Leaving the pictures aside, transcribe every line below exactly.

▶ Raw data
==============================
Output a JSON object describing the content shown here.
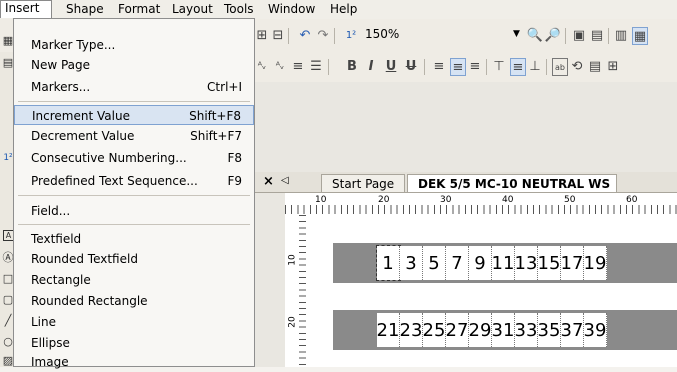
{
  "menubar": {
    "items": [
      "Insert",
      "Shape",
      "Format",
      "Layout",
      "Tools",
      "Window",
      "Help"
    ]
  },
  "toolbar": {
    "zoom": "150%"
  },
  "insert_menu": {
    "items": [
      {
        "label": "Marker Type...",
        "shortcut": ""
      },
      {
        "label": "New Page",
        "shortcut": ""
      },
      {
        "label": "Markers...",
        "shortcut": "Ctrl+I"
      },
      {
        "label": "Increment Value",
        "shortcut": "Shift+F8"
      },
      {
        "label": "Decrement Value",
        "shortcut": "Shift+F7"
      },
      {
        "label": "Consecutive Numbering...",
        "shortcut": "F8"
      },
      {
        "label": "Predefined Text Sequence...",
        "shortcut": "F9"
      },
      {
        "label": "Field...",
        "shortcut": ""
      },
      {
        "label": "Textfield",
        "shortcut": ""
      },
      {
        "label": "Rounded Textfield",
        "shortcut": ""
      },
      {
        "label": "Rectangle",
        "shortcut": ""
      },
      {
        "label": "Rounded Rectangle",
        "shortcut": ""
      },
      {
        "label": "Line",
        "shortcut": ""
      },
      {
        "label": "Ellipse",
        "shortcut": ""
      },
      {
        "label": "Image",
        "shortcut": ""
      }
    ]
  },
  "tabs": {
    "close": "×",
    "start": "Start Page",
    "active": "DEK 5/5 MC-10 NEUTRAL WS"
  },
  "ruler": {
    "marks": [
      "10",
      "20",
      "30",
      "40",
      "50",
      "60"
    ],
    "vmarks": [
      "10",
      "20"
    ]
  },
  "labels": {
    "row1": [
      "1",
      "3",
      "5",
      "7",
      "9",
      "11",
      "13",
      "15",
      "17",
      "19"
    ],
    "row2": [
      "21",
      "23",
      "25",
      "27",
      "29",
      "31",
      "33",
      "35",
      "37",
      "39"
    ]
  }
}
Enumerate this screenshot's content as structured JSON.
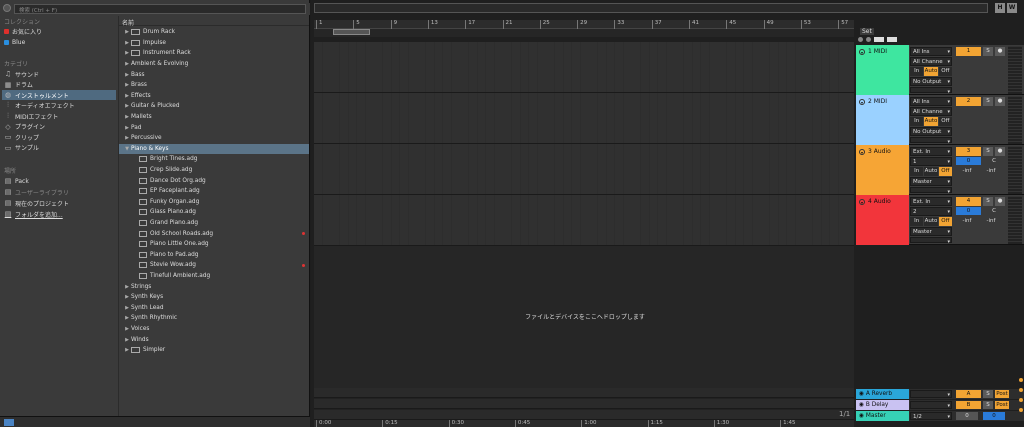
{
  "search": {
    "placeholder": "検索 (Ctrl + F)"
  },
  "places": {
    "collections_title": "コレクション",
    "collections": [
      {
        "label": "お気に入り",
        "color": "#e0302c"
      },
      {
        "label": "Blue",
        "color": "#2a8fe0"
      }
    ],
    "categories_title": "カテゴリ",
    "categories": [
      {
        "label": "サウンド",
        "icon": "note-icon"
      },
      {
        "label": "ドラム",
        "icon": "drum-icon"
      },
      {
        "label": "インストゥルメント",
        "icon": "instrument-icon"
      },
      {
        "label": "オーディオエフェクト",
        "icon": "audio-effect-icon"
      },
      {
        "label": "MIDIエフェクト",
        "icon": "midi-effect-icon"
      },
      {
        "label": "プラグイン",
        "icon": "plugin-icon"
      },
      {
        "label": "クリップ",
        "icon": "clip-icon"
      },
      {
        "label": "サンプル",
        "icon": "sample-icon"
      }
    ],
    "locations_title": "場所",
    "locations": [
      {
        "label": "Pack",
        "icon": "pack-icon"
      },
      {
        "label": "ユーザーライブラリ",
        "icon": "user-library-icon"
      },
      {
        "label": "現在のプロジェクト",
        "icon": "project-icon"
      },
      {
        "label": "フォルダを追加...",
        "icon": "add-folder-icon"
      }
    ]
  },
  "filelist": {
    "header": "名前",
    "rows": [
      {
        "label": "Drum Rack",
        "kind": "device"
      },
      {
        "label": "Impulse",
        "kind": "device"
      },
      {
        "label": "Instrument Rack",
        "kind": "device"
      },
      {
        "label": "Ambient & Evolving",
        "kind": "folder"
      },
      {
        "label": "Bass",
        "kind": "folder"
      },
      {
        "label": "Brass",
        "kind": "folder"
      },
      {
        "label": "Effects",
        "kind": "folder"
      },
      {
        "label": "Guitar & Plucked",
        "kind": "folder"
      },
      {
        "label": "Mallets",
        "kind": "folder"
      },
      {
        "label": "Pad",
        "kind": "folder"
      },
      {
        "label": "Percussive",
        "kind": "folder"
      },
      {
        "label": "Piano & Keys",
        "kind": "open"
      },
      {
        "label": "Bright Tines.adg",
        "kind": "file"
      },
      {
        "label": "Crep Slide.adg",
        "kind": "file"
      },
      {
        "label": "Dance Dot Org.adg",
        "kind": "file"
      },
      {
        "label": "EP Faceplant.adg",
        "kind": "file"
      },
      {
        "label": "Funky Organ.adg",
        "kind": "file"
      },
      {
        "label": "Glass Piano.adg",
        "kind": "file"
      },
      {
        "label": "Grand Piano.adg",
        "kind": "file"
      },
      {
        "label": "Old School Roads.adg",
        "kind": "file",
        "tag": true
      },
      {
        "label": "Piano Little One.adg",
        "kind": "file"
      },
      {
        "label": "Piano to Pad.adg",
        "kind": "file"
      },
      {
        "label": "Stevie Wow.adg",
        "kind": "file",
        "tag": true
      },
      {
        "label": "Tinefull Ambient.adg",
        "kind": "file"
      },
      {
        "label": "Strings",
        "kind": "folder"
      },
      {
        "label": "Synth Keys",
        "kind": "folder"
      },
      {
        "label": "Synth Lead",
        "kind": "folder"
      },
      {
        "label": "Synth Rhythmic",
        "kind": "folder"
      },
      {
        "label": "Voices",
        "kind": "folder"
      },
      {
        "label": "Winds",
        "kind": "folder"
      },
      {
        "label": "Simpler",
        "kind": "device"
      }
    ]
  },
  "topbar": {
    "h": "H",
    "w": "W"
  },
  "ruler": {
    "bars": [
      "1",
      "5",
      "9",
      "13",
      "17",
      "21",
      "25",
      "29",
      "33",
      "37",
      "41",
      "45",
      "49",
      "53",
      "57"
    ]
  },
  "timeruler": {
    "marks": [
      "0:00",
      "0:15",
      "0:30",
      "0:45",
      "1:00",
      "1:15",
      "1:30",
      "1:45"
    ]
  },
  "set": {
    "label": "Set"
  },
  "drop_text": "ファイルとデバイスをここへドロップします",
  "page_indicator": "1/1",
  "tracks": [
    {
      "name": "1 MIDI",
      "color": "#3ee6a0",
      "in": "All Ins",
      "ch": "All Channe",
      "out": "No Output",
      "num": "1",
      "mon": [
        "In",
        "Auto",
        "Off"
      ],
      "mon_on": 1
    },
    {
      "name": "2 MIDI",
      "color": "#9ad1ff",
      "in": "All Ins",
      "ch": "All Channe",
      "out": "No Output",
      "num": "2",
      "mon": [
        "In",
        "Auto",
        "Off"
      ],
      "mon_on": 1
    },
    {
      "name": "3 Audio",
      "color": "#f6a535",
      "in": "Ext. In",
      "ch": "1",
      "out": "Master",
      "num": "3",
      "mon": [
        "In",
        "Auto",
        "Off"
      ],
      "mon_on": 2,
      "vol": "0",
      "pan": "C",
      "sendA": "-inf",
      "sendB": "-inf"
    },
    {
      "name": "4 Audio",
      "color": "#f2353b",
      "in": "Ext. In",
      "ch": "2",
      "out": "Master",
      "num": "4",
      "mon": [
        "In",
        "Auto",
        "Off"
      ],
      "mon_on": 2,
      "vol": "0",
      "pan": "C",
      "sendA": "-inf",
      "sendB": "-inf"
    }
  ],
  "returns": [
    {
      "name": "A Reverb",
      "color": "#2aa6d9",
      "letter": "A",
      "post": "Post"
    },
    {
      "name": "B Delay",
      "color": "#c9c2f2",
      "letter": "B",
      "post": "Post"
    },
    {
      "name": "Master",
      "color": "#36d1b6",
      "ratio": "1/2",
      "vol": "0",
      "pan": "0"
    }
  ],
  "solo_label": "S"
}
==============================
▶ Solution for this task
Output a JSON object describing the content shown here.
{
  "menubar": {
    "items": [
      "Insert",
      "Shape",
      "Format",
      "Layout",
      "Tools",
      "Window",
      "Help"
    ]
  },
  "toolbar": {
    "zoom": "150%"
  },
  "insert_menu": {
    "items": [
      {
        "label": "Marker Type...",
        "shortcut": ""
      },
      {
        "label": "New Page",
        "shortcut": ""
      },
      {
        "label": "Markers...",
        "shortcut": "Ctrl+I"
      },
      {
        "label": "Increment Value",
        "shortcut": "Shift+F8"
      },
      {
        "label": "Decrement Value",
        "shortcut": "Shift+F7"
      },
      {
        "label": "Consecutive Numbering...",
        "shortcut": "F8"
      },
      {
        "label": "Predefined Text Sequence...",
        "shortcut": "F9"
      },
      {
        "label": "Field...",
        "shortcut": ""
      },
      {
        "label": "Textfield",
        "shortcut": ""
      },
      {
        "label": "Rounded Textfield",
        "shortcut": ""
      },
      {
        "label": "Rectangle",
        "shortcut": ""
      },
      {
        "label": "Rounded Rectangle",
        "shortcut": ""
      },
      {
        "label": "Line",
        "shortcut": ""
      },
      {
        "label": "Ellipse",
        "shortcut": ""
      },
      {
        "label": "Image",
        "shortcut": ""
      }
    ]
  },
  "tabs": {
    "close": "×",
    "start": "Start Page",
    "active": "DEK 5/5 MC-10 NEUTRAL WS"
  },
  "ruler": {
    "marks": [
      "10",
      "20",
      "30",
      "40",
      "50",
      "60"
    ],
    "vmarks": [
      "10",
      "20"
    ]
  },
  "labels": {
    "row1": [
      "1",
      "3",
      "5",
      "7",
      "9",
      "11",
      "13",
      "15",
      "17",
      "19"
    ],
    "row2": [
      "21",
      "23",
      "25",
      "27",
      "29",
      "31",
      "33",
      "35",
      "37",
      "39"
    ]
  }
}
Enumerate this screenshot's content as structured JSON.
{
  "search": {
    "placeholder": "検索 (Ctrl + F)"
  },
  "places": {
    "collections_title": "コレクション",
    "collections": [
      {
        "label": "お気に入り",
        "color": "#e0302c"
      },
      {
        "label": "Blue",
        "color": "#2a8fe0"
      }
    ],
    "categories_title": "カテゴリ",
    "categories": [
      {
        "label": "サウンド",
        "icon": "note-icon"
      },
      {
        "label": "ドラム",
        "icon": "drum-icon"
      },
      {
        "label": "インストゥルメント",
        "icon": "instrument-icon"
      },
      {
        "label": "オーディオエフェクト",
        "icon": "audio-effect-icon"
      },
      {
        "label": "MIDIエフェクト",
        "icon": "midi-effect-icon"
      },
      {
        "label": "プラグイン",
        "icon": "plugin-icon"
      },
      {
        "label": "クリップ",
        "icon": "clip-icon"
      },
      {
        "label": "サンプル",
        "icon": "sample-icon"
      }
    ],
    "locations_title": "場所",
    "locations": [
      {
        "label": "Pack",
        "icon": "pack-icon"
      },
      {
        "label": "ユーザーライブラリ",
        "icon": "user-library-icon"
      },
      {
        "label": "現在のプロジェクト",
        "icon": "project-icon"
      },
      {
        "label": "フォルダを追加...",
        "icon": "add-folder-icon"
      }
    ]
  },
  "filelist": {
    "header": "名前",
    "rows": [
      {
        "label": "Drum Rack",
        "kind": "device"
      },
      {
        "label": "Impulse",
        "kind": "device"
      },
      {
        "label": "Instrument Rack",
        "kind": "device"
      },
      {
        "label": "Ambient & Evolving",
        "kind": "folder"
      },
      {
        "label": "Bass",
        "kind": "folder"
      },
      {
        "label": "Brass",
        "kind": "folder"
      },
      {
        "label": "Effects",
        "kind": "folder"
      },
      {
        "label": "Guitar & Plucked",
        "kind": "folder"
      },
      {
        "label": "Mallets",
        "kind": "folder"
      },
      {
        "label": "Pad",
        "kind": "folder"
      },
      {
        "label": "Percussive",
        "kind": "folder"
      },
      {
        "label": "Piano & Keys",
        "kind": "open"
      },
      {
        "label": "Bright Tines.adg",
        "kind": "file"
      },
      {
        "label": "Crep Slide.adg",
        "kind": "file"
      },
      {
        "label": "Dance Dot Org.adg",
        "kind": "file"
      },
      {
        "label": "EP Faceplant.adg",
        "kind": "file"
      },
      {
        "label": "Funky Organ.adg",
        "kind": "file"
      },
      {
        "label": "Glass Piano.adg",
        "kind": "file"
      },
      {
        "label": "Grand Piano.adg",
        "kind": "file"
      },
      {
        "label": "Old School Roads.adg",
        "kind": "file",
        "tag": true
      },
      {
        "label": "Piano Little One.adg",
        "kind": "file"
      },
      {
        "label": "Piano to Pad.adg",
        "kind": "file"
      },
      {
        "label": "Stevie Wow.adg",
        "kind": "file",
        "tag": true
      },
      {
        "label": "Tinefull Ambient.adg",
        "kind": "file"
      },
      {
        "label": "Strings",
        "kind": "folder"
      },
      {
        "label": "Synth Keys",
        "kind": "folder"
      },
      {
        "label": "Synth Lead",
        "kind": "folder"
      },
      {
        "label": "Synth Rhythmic",
        "kind": "folder"
      },
      {
        "label": "Voices",
        "kind": "folder"
      },
      {
        "label": "Winds",
        "kind": "folder"
      },
      {
        "label": "Simpler",
        "kind": "device"
      }
    ]
  },
  "topbar": {
    "h": "H",
    "w": "W"
  },
  "ruler": {
    "bars": [
      "1",
      "5",
      "9",
      "13",
      "17",
      "21",
      "25",
      "29",
      "33",
      "37",
      "41",
      "45",
      "49",
      "53",
      "57"
    ]
  },
  "timeruler": {
    "marks": [
      "0:00",
      "0:15",
      "0:30",
      "0:45",
      "1:00",
      "1:15",
      "1:30",
      "1:45"
    ]
  },
  "set": {
    "label": "Set"
  },
  "drop_text": "ファイルとデバイスをここへドロップします",
  "page_indicator": "1/1",
  "tracks": [
    {
      "name": "1 MIDI",
      "color": "#3ee6a0",
      "in": "All Ins",
      "ch": "All Channe",
      "out": "No Output",
      "num": "1",
      "mon": [
        "In",
        "Auto",
        "Off"
      ],
      "mon_on": 1
    },
    {
      "name": "2 MIDI",
      "color": "#9ad1ff",
      "in": "All Ins",
      "ch": "All Channe",
      "out": "No Output",
      "num": "2",
      "mon": [
        "In",
        "Auto",
        "Off"
      ],
      "mon_on": 1
    },
    {
      "name": "3 Audio",
      "color": "#f6a535",
      "in": "Ext. In",
      "ch": "1",
      "out": "Master",
      "num": "3",
      "mon": [
        "In",
        "Auto",
        "Off"
      ],
      "mon_on": 2,
      "vol": "0",
      "pan": "C",
      "sendA": "-inf",
      "sendB": "-inf"
    },
    {
      "name": "4 Audio",
      "color": "#f2353b",
      "in": "Ext. In",
      "ch": "2",
      "out": "Master",
      "num": "4",
      "mon": [
        "In",
        "Auto",
        "Off"
      ],
      "mon_on": 2,
      "vol": "0",
      "pan": "C",
      "sendA": "-inf",
      "sendB": "-inf"
    }
  ],
  "returns": [
    {
      "name": "A Reverb",
      "color": "#2aa6d9",
      "letter": "A",
      "post": "Post"
    },
    {
      "name": "B Delay",
      "color": "#c9c2f2",
      "letter": "B",
      "post": "Post"
    },
    {
      "name": "Master",
      "color": "#36d1b6",
      "ratio": "1/2",
      "vol": "0",
      "pan": "0"
    }
  ],
  "solo_label": "S"
}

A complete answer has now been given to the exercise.